##### Exercise material

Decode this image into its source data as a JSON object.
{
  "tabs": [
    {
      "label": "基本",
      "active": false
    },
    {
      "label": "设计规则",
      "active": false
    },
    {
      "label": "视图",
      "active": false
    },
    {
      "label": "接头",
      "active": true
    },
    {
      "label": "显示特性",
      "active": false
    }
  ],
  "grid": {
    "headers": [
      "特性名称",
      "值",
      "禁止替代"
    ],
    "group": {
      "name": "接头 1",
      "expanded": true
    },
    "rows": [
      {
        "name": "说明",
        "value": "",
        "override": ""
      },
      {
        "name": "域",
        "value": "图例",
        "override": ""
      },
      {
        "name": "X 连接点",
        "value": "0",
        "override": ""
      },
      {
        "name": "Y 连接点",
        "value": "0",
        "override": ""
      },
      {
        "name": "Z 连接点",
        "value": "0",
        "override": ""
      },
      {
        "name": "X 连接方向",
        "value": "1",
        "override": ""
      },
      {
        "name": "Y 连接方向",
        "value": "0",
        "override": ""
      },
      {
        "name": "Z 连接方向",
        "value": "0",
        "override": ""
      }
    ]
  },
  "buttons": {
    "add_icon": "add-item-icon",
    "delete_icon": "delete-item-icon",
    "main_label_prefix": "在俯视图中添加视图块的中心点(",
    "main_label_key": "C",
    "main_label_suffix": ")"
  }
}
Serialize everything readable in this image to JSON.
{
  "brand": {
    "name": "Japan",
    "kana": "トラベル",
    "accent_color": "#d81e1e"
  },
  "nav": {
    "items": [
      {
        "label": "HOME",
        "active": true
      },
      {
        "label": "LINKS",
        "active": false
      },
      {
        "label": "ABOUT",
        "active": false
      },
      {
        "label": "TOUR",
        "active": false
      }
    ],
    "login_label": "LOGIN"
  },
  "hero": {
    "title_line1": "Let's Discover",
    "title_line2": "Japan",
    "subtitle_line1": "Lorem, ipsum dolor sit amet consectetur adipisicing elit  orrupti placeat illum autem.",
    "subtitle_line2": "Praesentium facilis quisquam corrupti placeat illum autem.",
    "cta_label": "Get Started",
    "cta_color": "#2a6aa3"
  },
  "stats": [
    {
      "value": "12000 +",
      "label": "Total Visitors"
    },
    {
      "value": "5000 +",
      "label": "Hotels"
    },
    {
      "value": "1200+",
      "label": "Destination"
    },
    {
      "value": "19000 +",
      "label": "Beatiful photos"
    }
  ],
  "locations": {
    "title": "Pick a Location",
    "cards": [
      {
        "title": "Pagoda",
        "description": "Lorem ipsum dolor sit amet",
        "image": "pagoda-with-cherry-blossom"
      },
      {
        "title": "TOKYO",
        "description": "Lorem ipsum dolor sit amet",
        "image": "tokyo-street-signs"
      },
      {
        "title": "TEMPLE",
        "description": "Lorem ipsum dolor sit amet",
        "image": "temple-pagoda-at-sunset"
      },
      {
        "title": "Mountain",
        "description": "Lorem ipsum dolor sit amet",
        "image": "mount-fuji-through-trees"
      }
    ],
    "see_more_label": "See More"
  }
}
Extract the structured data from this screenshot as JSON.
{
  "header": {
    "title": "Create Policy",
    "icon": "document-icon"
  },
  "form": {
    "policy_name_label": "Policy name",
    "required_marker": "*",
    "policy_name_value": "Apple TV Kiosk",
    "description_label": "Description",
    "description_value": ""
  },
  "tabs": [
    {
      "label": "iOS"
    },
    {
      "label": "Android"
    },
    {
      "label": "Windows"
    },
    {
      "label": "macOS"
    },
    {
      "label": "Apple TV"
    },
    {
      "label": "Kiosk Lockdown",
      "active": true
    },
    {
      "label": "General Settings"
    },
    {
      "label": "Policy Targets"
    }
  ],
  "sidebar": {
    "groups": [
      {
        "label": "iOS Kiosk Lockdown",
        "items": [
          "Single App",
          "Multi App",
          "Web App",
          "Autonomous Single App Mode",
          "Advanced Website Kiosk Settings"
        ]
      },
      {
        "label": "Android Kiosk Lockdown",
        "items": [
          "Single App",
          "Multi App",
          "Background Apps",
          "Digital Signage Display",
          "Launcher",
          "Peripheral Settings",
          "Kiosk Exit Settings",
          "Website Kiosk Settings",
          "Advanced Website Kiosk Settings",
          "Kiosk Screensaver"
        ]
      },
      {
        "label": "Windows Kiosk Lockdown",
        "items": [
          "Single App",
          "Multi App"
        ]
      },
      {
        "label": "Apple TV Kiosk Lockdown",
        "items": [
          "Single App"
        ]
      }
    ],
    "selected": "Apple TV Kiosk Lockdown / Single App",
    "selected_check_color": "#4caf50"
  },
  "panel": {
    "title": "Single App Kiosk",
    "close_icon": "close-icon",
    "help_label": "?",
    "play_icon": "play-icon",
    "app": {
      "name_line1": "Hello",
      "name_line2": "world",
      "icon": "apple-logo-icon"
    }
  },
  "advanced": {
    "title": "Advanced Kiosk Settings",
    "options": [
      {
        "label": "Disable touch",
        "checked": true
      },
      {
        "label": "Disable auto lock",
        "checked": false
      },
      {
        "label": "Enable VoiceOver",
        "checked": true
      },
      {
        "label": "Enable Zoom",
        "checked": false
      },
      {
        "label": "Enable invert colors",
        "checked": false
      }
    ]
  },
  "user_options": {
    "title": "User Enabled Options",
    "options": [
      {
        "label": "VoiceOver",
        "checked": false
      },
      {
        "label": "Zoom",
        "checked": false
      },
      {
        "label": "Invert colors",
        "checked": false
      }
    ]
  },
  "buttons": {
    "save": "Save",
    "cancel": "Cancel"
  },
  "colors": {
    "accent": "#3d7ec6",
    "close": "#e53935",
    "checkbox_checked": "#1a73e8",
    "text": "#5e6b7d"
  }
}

##########

Direction:
List all lines where "Windows" occurs.

Response for this exercise:
      "label": "Windows"
        "label": "Windows Kiosk Lockdown",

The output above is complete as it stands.